## Job
Please transcribe the data that follows without the pictures, keeping every word the same.

## Exercise materials
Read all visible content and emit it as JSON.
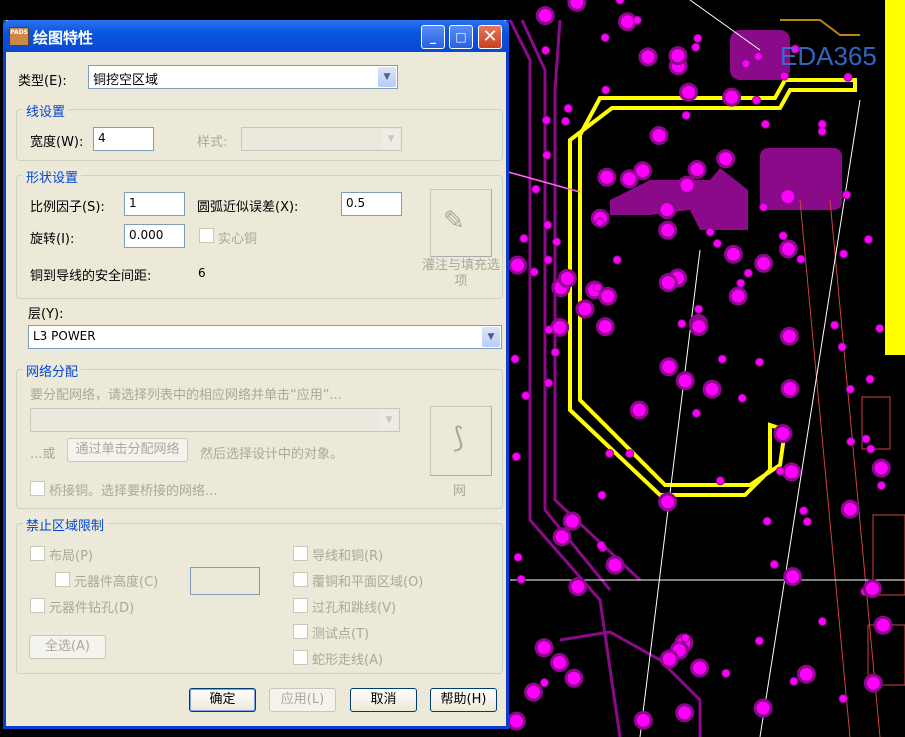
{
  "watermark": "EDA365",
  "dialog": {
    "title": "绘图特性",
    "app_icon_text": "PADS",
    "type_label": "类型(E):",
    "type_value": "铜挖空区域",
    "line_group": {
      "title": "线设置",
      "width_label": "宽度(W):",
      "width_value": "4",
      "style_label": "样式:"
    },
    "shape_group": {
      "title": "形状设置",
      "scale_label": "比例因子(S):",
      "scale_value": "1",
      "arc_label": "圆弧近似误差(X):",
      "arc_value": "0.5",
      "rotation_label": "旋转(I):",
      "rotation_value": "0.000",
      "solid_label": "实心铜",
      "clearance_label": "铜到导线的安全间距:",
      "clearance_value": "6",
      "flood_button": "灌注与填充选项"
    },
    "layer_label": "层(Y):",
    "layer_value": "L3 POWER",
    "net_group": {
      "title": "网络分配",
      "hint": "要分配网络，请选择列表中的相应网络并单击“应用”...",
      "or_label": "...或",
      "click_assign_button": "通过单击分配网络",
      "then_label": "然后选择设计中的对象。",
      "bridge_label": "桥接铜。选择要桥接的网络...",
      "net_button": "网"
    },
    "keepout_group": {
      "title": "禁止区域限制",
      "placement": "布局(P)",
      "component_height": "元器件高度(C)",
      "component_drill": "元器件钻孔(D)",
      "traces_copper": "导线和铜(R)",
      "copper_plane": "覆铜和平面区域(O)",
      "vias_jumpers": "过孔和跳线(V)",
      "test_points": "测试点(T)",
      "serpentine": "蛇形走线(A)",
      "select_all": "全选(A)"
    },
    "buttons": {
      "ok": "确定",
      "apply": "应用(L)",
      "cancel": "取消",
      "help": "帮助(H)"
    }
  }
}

## Solution
Read all visible content and emit it as JSON.
{
  "watermark": "EDA365",
  "dialog": {
    "title": "绘图特性",
    "app_icon_text": "PADS",
    "type_label": "类型(E):",
    "type_value": "铜挖空区域",
    "line_group": {
      "title": "线设置",
      "width_label": "宽度(W):",
      "width_value": "4",
      "style_label": "样式:"
    },
    "shape_group": {
      "title": "形状设置",
      "scale_label": "比例因子(S):",
      "scale_value": "1",
      "arc_label": "圆弧近似误差(X):",
      "arc_value": "0.5",
      "rotation_label": "旋转(I):",
      "rotation_value": "0.000",
      "solid_label": "实心铜",
      "clearance_label": "铜到导线的安全间距:",
      "clearance_value": "6",
      "flood_button": "灌注与填充选项"
    },
    "layer_label": "层(Y):",
    "layer_value": "L3 POWER",
    "net_group": {
      "title": "网络分配",
      "hint": "要分配网络，请选择列表中的相应网络并单击“应用”...",
      "or_label": "...或",
      "click_assign_button": "通过单击分配网络",
      "then_label": "然后选择设计中的对象。",
      "bridge_label": "桥接铜。选择要桥接的网络...",
      "net_button": "网"
    },
    "keepout_group": {
      "title": "禁止区域限制",
      "placement": "布局(P)",
      "component_height": "元器件高度(C)",
      "component_drill": "元器件钻孔(D)",
      "traces_copper": "导线和铜(R)",
      "copper_plane": "覆铜和平面区域(O)",
      "vias_jumpers": "过孔和跳线(V)",
      "test_points": "测试点(T)",
      "serpentine": "蛇形走线(A)",
      "select_all": "全选(A)"
    },
    "buttons": {
      "ok": "确定",
      "apply": "应用(L)",
      "cancel": "取消",
      "help": "帮助(H)"
    }
  }
}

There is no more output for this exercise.